▸ **EXERCISE OBJECTIVE**: Gather each line containing the string "Глава" from these entries.

▸ **DATASET**:
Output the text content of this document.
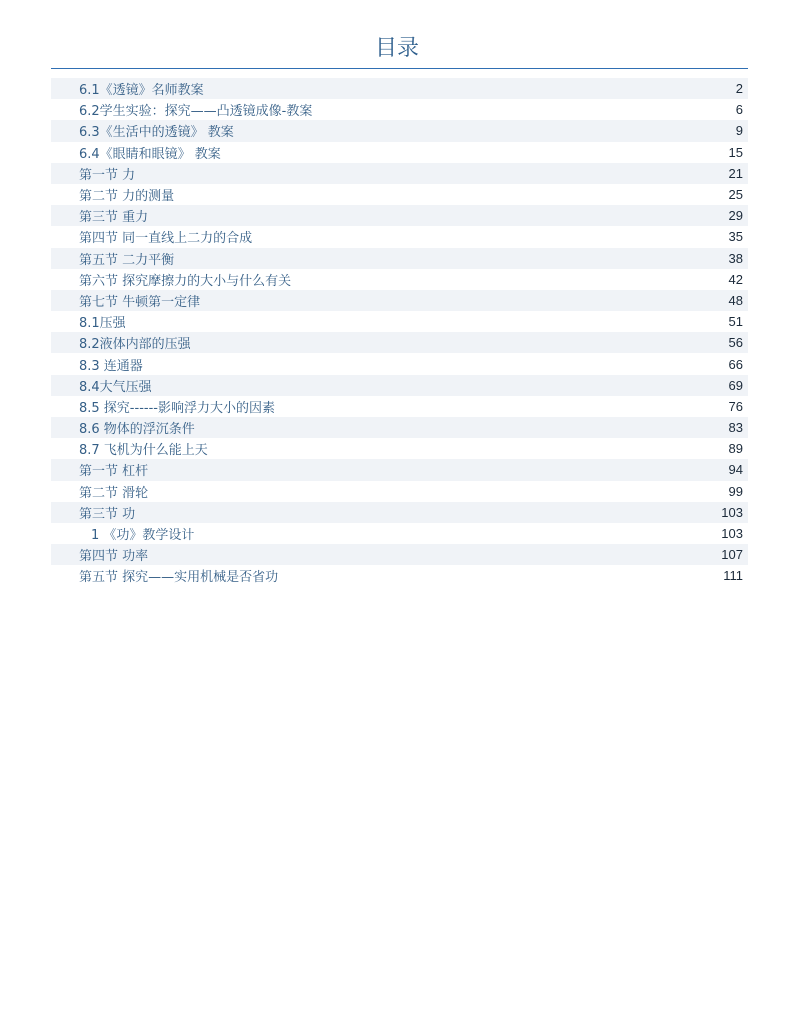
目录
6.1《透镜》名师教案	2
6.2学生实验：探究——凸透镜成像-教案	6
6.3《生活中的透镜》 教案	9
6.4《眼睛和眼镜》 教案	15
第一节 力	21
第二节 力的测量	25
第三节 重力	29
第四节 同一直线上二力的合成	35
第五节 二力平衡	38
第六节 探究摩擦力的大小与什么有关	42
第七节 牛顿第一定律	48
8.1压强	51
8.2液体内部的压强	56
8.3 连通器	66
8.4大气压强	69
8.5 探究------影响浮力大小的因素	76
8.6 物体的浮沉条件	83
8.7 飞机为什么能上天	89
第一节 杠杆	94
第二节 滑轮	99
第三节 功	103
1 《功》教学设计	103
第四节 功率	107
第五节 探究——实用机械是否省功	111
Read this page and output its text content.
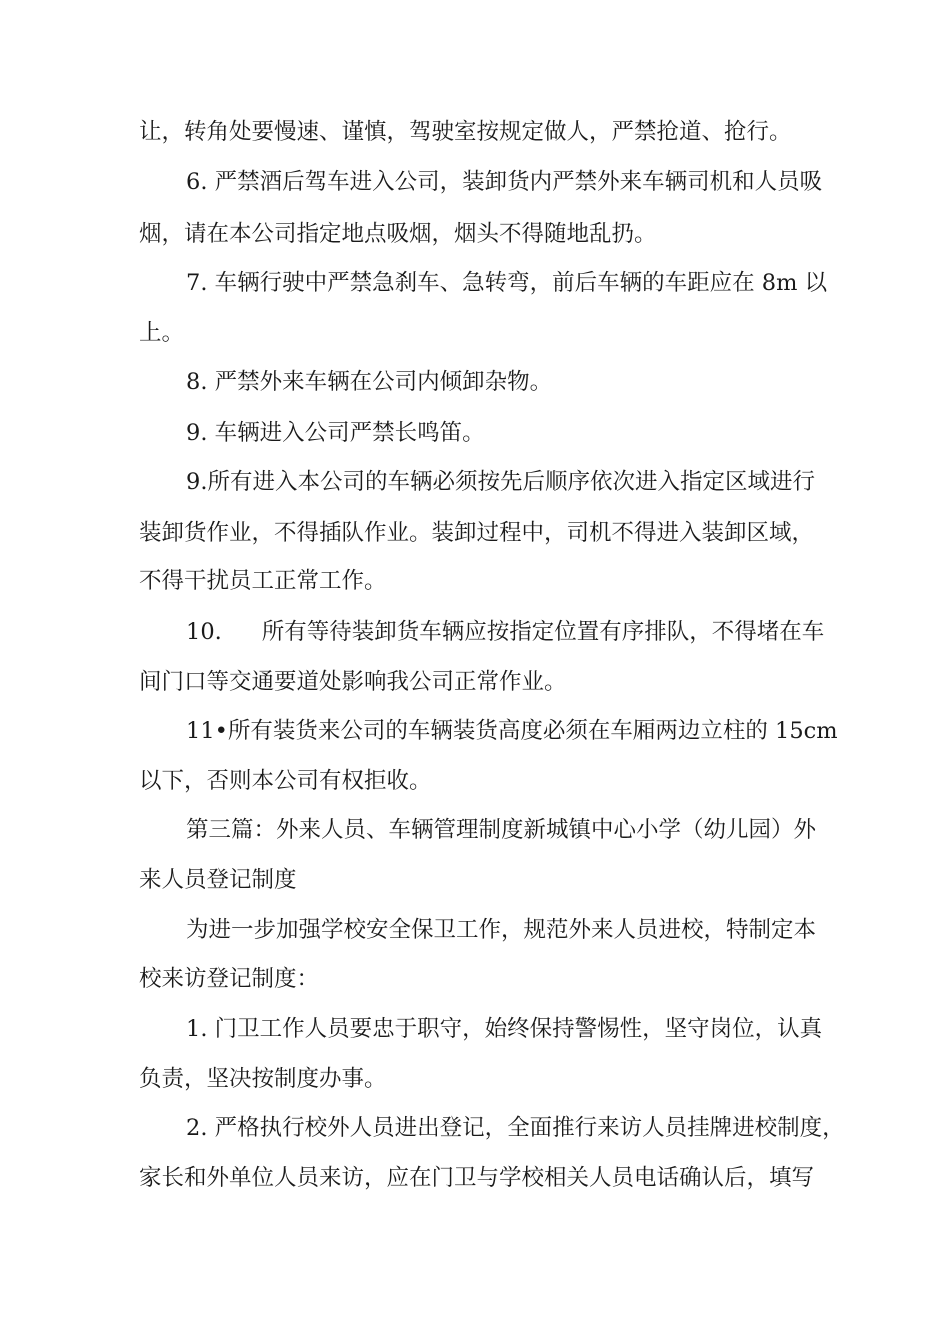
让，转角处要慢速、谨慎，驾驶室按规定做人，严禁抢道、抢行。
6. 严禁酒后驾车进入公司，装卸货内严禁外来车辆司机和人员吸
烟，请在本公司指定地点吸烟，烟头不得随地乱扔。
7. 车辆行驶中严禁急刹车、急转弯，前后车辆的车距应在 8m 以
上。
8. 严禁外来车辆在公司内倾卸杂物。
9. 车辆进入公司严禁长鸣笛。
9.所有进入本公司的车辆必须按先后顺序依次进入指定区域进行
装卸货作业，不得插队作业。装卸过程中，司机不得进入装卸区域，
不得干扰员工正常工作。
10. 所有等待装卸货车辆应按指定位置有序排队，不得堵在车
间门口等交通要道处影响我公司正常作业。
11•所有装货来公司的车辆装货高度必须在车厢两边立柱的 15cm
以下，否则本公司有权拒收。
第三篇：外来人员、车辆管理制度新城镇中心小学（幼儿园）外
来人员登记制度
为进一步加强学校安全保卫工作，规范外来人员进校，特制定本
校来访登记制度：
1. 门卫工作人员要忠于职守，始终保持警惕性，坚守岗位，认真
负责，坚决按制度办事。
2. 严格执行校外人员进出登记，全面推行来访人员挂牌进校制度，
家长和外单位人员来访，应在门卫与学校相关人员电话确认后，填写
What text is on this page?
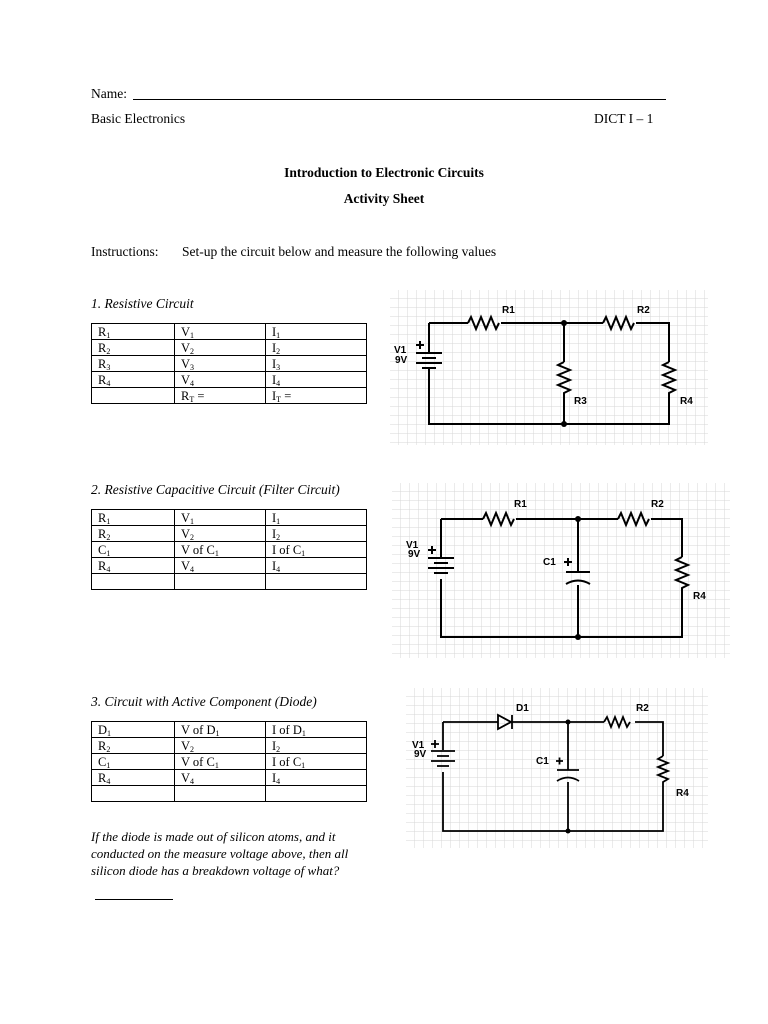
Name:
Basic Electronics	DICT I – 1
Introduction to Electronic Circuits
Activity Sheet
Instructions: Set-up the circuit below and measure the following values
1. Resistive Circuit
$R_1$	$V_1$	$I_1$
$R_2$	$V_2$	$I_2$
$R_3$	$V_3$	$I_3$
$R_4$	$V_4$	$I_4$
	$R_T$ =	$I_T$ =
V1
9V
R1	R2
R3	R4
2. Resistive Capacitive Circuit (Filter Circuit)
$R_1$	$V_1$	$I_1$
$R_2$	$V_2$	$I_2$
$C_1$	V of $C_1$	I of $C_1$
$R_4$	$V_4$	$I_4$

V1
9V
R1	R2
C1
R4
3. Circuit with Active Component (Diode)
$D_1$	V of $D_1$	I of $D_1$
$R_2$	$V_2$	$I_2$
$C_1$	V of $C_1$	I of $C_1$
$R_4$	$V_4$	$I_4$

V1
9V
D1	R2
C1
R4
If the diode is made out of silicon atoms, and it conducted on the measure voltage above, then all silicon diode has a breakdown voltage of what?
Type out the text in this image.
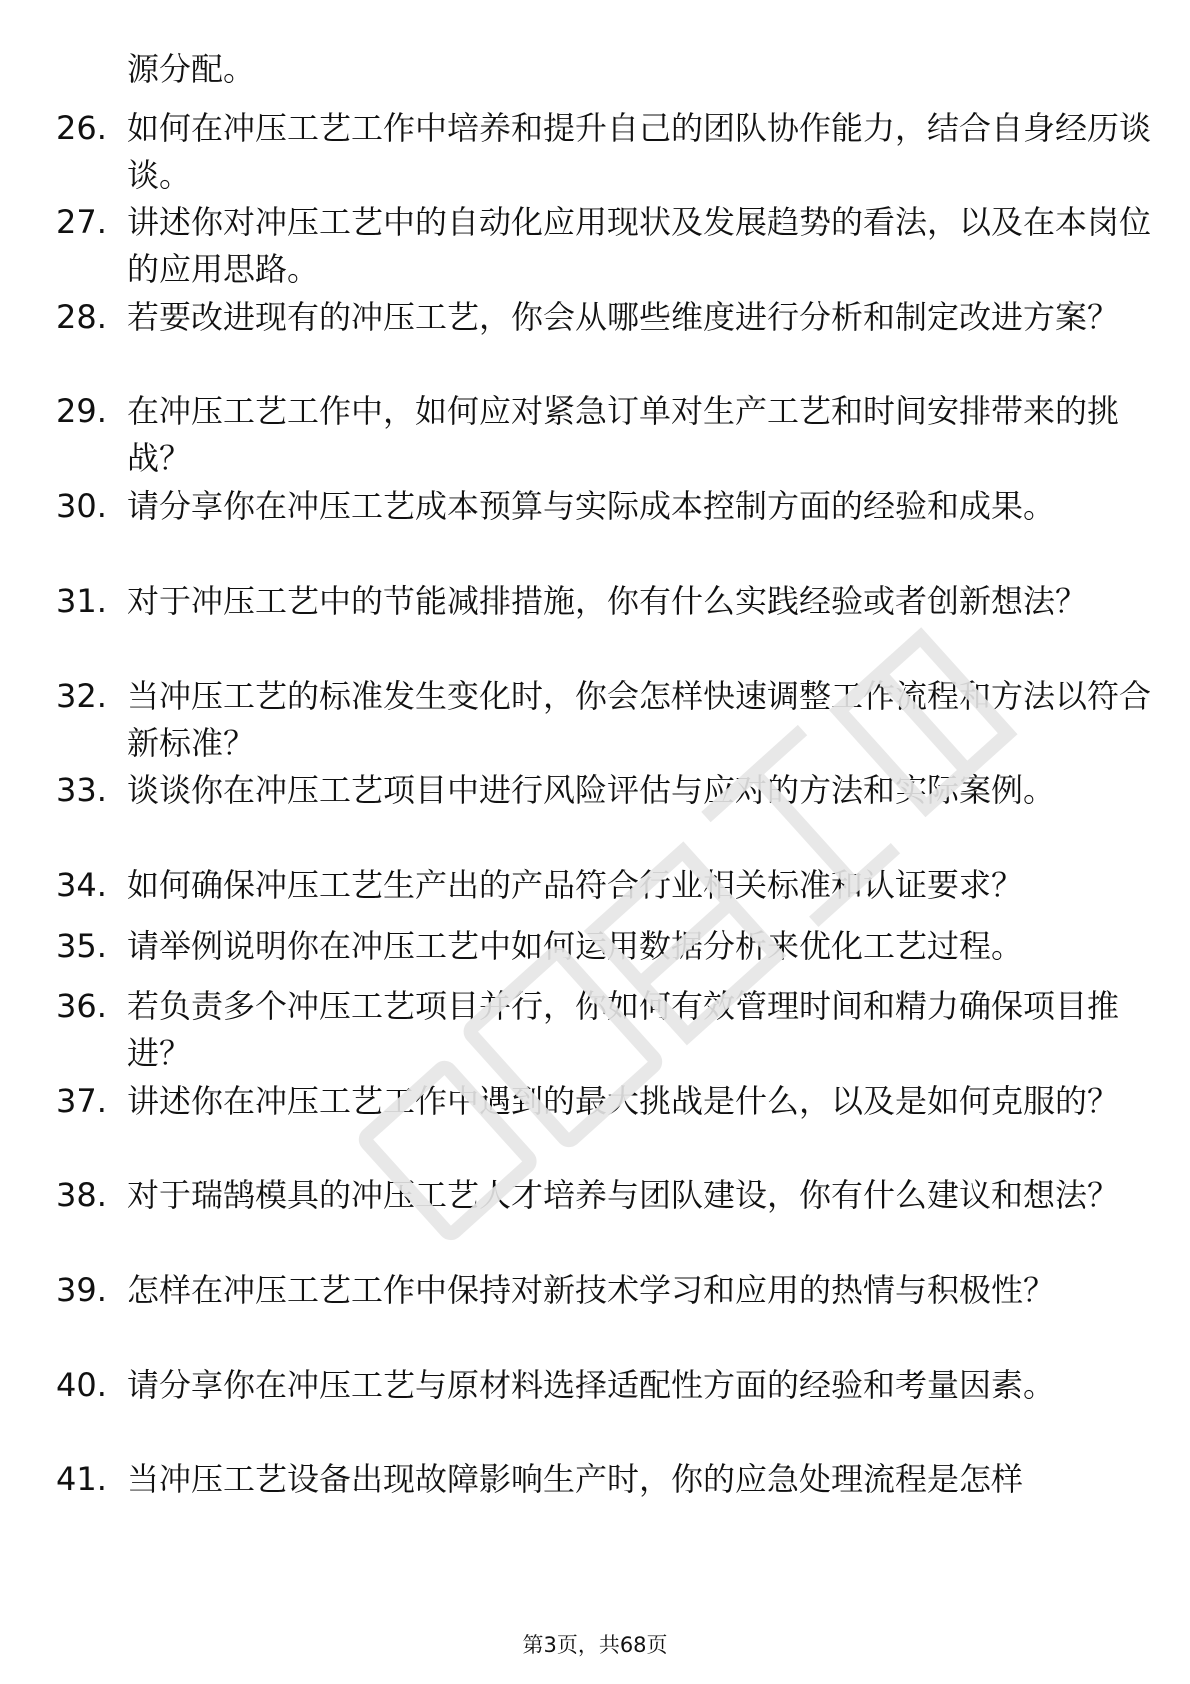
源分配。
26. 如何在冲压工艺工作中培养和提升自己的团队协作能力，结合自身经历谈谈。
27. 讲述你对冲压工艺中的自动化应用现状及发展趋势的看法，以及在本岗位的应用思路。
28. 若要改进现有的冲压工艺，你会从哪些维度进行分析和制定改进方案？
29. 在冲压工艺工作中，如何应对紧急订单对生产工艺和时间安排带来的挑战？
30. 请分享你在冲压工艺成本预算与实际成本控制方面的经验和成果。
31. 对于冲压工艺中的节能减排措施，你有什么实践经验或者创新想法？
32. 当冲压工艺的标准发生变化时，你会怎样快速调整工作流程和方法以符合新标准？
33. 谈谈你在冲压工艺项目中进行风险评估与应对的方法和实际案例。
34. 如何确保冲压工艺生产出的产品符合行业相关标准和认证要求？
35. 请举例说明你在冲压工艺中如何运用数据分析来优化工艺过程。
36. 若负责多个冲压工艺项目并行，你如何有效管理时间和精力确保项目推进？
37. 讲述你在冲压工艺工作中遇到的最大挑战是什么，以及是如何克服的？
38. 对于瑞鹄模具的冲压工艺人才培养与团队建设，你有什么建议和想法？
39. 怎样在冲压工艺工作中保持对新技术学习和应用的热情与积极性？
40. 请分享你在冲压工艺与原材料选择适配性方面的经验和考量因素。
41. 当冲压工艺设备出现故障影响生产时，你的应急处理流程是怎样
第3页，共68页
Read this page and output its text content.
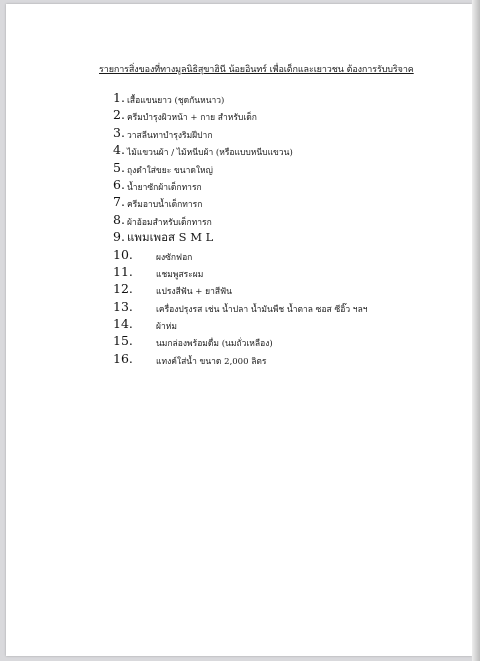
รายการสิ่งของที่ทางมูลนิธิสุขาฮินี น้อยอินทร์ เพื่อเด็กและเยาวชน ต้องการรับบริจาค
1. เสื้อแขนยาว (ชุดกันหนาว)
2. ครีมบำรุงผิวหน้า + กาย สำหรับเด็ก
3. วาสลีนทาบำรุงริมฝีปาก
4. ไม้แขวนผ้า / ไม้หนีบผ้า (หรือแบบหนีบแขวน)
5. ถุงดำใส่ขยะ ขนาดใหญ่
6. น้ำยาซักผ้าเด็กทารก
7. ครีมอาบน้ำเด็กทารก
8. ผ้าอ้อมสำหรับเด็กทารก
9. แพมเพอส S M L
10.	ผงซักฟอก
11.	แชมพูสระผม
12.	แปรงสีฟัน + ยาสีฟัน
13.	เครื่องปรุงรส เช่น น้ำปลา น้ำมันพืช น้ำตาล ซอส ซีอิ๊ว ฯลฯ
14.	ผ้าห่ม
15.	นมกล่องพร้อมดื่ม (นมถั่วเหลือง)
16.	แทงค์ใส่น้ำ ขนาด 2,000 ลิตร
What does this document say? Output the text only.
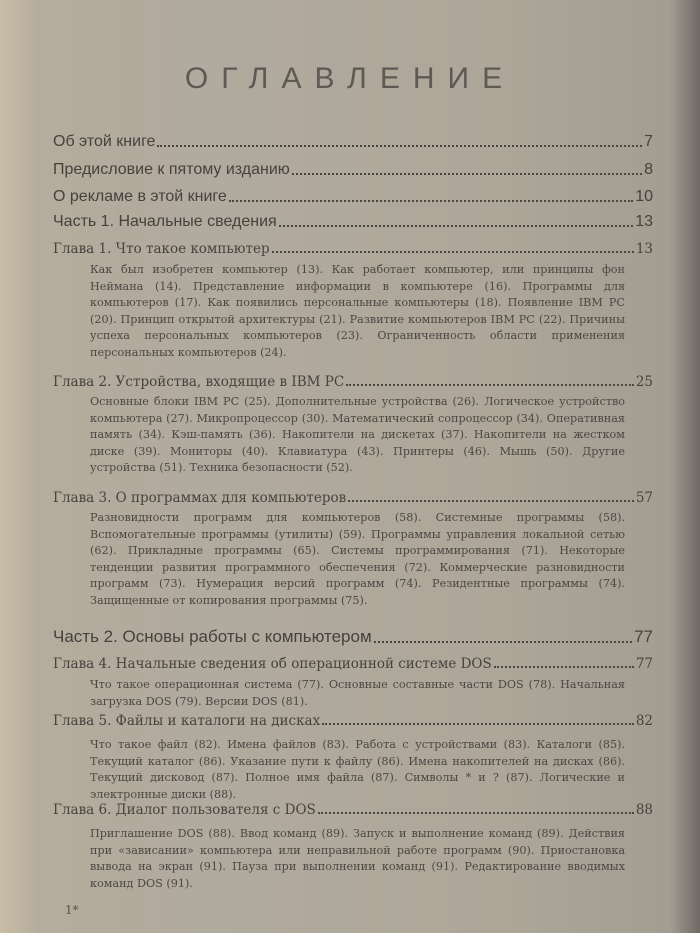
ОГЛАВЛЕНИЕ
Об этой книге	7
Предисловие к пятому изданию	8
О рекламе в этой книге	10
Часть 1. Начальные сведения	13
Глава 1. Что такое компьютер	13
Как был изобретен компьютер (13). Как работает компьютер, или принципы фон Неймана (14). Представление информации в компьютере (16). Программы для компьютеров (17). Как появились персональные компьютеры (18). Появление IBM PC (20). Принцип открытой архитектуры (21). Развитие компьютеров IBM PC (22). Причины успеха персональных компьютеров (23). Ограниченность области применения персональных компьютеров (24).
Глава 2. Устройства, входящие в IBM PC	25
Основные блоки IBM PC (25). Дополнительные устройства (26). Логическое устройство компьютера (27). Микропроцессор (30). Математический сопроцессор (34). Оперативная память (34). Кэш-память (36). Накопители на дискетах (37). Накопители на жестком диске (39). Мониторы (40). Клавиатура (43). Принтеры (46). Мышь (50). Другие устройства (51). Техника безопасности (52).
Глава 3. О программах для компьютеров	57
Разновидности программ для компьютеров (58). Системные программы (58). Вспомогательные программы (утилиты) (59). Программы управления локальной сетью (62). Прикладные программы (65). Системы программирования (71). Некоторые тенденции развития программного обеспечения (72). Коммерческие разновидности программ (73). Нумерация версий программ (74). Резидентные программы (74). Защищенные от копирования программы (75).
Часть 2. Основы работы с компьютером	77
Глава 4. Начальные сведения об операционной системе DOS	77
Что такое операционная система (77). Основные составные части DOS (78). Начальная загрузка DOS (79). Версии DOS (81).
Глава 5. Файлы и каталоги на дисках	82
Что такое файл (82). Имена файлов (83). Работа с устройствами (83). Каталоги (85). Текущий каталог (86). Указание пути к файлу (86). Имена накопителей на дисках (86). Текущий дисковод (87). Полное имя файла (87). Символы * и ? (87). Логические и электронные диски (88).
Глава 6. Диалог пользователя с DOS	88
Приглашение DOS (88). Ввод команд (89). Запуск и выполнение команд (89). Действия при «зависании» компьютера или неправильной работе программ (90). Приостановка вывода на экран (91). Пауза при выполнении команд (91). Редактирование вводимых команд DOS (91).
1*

▸ **TASK SOLUTION**:
Глава 1. Что такое компьютер	13
Глава 2. Устройства, входящие в IBM PC	25
Глава 3. О программах для компьютеров	57
Глава 4. Начальные сведения об операционной системе DOS	77
Глава 5. Файлы и каталоги на дисках	82
Глава 6. Диалог пользователя с DOS	88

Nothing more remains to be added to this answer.